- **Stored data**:
## BEGIN

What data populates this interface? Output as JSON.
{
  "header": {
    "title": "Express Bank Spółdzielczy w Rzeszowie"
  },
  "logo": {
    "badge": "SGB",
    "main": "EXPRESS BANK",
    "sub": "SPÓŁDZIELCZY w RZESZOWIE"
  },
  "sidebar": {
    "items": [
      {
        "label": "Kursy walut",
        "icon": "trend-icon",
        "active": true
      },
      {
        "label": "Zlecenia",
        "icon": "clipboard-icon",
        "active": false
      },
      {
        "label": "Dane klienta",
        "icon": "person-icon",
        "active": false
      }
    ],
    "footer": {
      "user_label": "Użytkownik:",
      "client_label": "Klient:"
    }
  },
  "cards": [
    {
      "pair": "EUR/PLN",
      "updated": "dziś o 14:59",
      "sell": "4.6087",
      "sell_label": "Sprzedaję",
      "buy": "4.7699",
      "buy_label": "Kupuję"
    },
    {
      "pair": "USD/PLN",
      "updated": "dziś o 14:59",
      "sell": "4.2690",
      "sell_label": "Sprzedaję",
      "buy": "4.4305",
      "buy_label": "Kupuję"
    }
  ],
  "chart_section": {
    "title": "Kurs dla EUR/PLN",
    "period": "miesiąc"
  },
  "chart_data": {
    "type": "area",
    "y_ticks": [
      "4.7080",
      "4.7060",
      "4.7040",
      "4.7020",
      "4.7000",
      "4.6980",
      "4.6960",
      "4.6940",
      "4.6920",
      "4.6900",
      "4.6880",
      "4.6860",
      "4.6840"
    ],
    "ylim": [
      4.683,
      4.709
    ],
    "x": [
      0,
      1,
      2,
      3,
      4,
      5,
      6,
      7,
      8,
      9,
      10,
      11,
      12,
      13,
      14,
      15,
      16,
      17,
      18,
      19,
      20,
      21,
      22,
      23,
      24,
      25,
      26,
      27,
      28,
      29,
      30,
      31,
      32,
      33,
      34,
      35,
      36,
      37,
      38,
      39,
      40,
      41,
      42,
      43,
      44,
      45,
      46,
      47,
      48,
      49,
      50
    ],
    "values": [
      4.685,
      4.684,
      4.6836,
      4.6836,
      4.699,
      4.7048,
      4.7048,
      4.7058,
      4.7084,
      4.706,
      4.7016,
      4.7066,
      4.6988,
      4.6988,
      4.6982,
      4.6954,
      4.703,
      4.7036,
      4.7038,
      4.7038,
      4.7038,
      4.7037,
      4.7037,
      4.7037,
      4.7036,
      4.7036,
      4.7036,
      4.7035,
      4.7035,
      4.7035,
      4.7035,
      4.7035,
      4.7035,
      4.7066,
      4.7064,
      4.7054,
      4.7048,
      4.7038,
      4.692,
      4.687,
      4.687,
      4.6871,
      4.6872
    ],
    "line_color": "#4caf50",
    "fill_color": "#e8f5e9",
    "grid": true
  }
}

## END

- **Written exercise**: Restate every line of the data word for word.

- **Result of the task**:
What data populates this interface? Output as JSON.
{
  "header": {
    "title": "Express Bank Spółdzielczy w Rzeszowie"
  },
  "logo": {
    "badge": "SGB",
    "main": "EXPRESS BANK",
    "sub": "SPÓŁDZIELCZY w RZESZOWIE"
  },
  "sidebar": {
    "items": [
      {
        "label": "Kursy walut",
        "icon": "trend-icon",
        "active": true
      },
      {
        "label": "Zlecenia",
        "icon": "clipboard-icon",
        "active": false
      },
      {
        "label": "Dane klienta",
        "icon": "person-icon",
        "active": false
      }
    ],
    "footer": {
      "user_label": "Użytkownik:",
      "client_label": "Klient:"
    }
  },
  "cards": [
    {
      "pair": "EUR/PLN",
      "updated": "dziś o 14:59",
      "sell": "4.6087",
      "sell_label": "Sprzedaję",
      "buy": "4.7699",
      "buy_label": "Kupuję"
    },
    {
      "pair": "USD/PLN",
      "updated": "dziś o 14:59",
      "sell": "4.2690",
      "sell_label": "Sprzedaję",
      "buy": "4.4305",
      "buy_label": "Kupuję"
    }
  ],
  "chart_section": {
    "title": "Kurs dla EUR/PLN",
    "period": "miesiąc"
  },
  "chart_data": {
    "type": "area",
    "y_ticks": [
      "4.7080",
      "4.7060",
      "4.7040",
      "4.7020",
      "4.7000",
      "4.6980",
      "4.6960",
      "4.6940",
      "4.6920",
      "4.6900",
      "4.6880",
      "4.6860",
      "4.6840"
    ],
    "ylim": [
      4.683,
      4.709
    ],
    "x": [
      0,
      1,
      2,
      3,
      4,
      5,
      6,
      7,
      8,
      9,
      10,
      11,
      12,
      13,
      14,
      15,
      16,
      17,
      18,
      19,
      20,
      21,
      22,
      23,
      24,
      25,
      26,
      27,
      28,
      29,
      30,
      31,
      32,
      33,
      34,
      35,
      36,
      37,
      38,
      39,
      40,
      41,
      42,
      43,
      44,
      45,
      46,
      47,
      48,
      49,
      50
    ],
    "values": [
      4.685,
      4.684,
      4.6836,
      4.6836,
      4.699,
      4.7048,
      4.7048,
      4.7058,
      4.7084,
      4.706,
      4.7016,
      4.7066,
      4.6988,
      4.6988,
      4.6982,
      4.6954,
      4.703,
      4.7036,
      4.7038,
      4.7038,
      4.7038,
      4.7037,
      4.7037,
      4.7037,
      4.7036,
      4.7036,
      4.7036,
      4.7035,
      4.7035,
      4.7035,
      4.7035,
      4.7035,
      4.7035,
      4.7066,
      4.7064,
      4.7054,
      4.7048,
      4.7038,
      4.692,
      4.687,
      4.687,
      4.6871,
      4.6872
    ],
    "line_color": "#4caf50",
    "fill_color": "#e8f5e9",
    "grid": true
  }
}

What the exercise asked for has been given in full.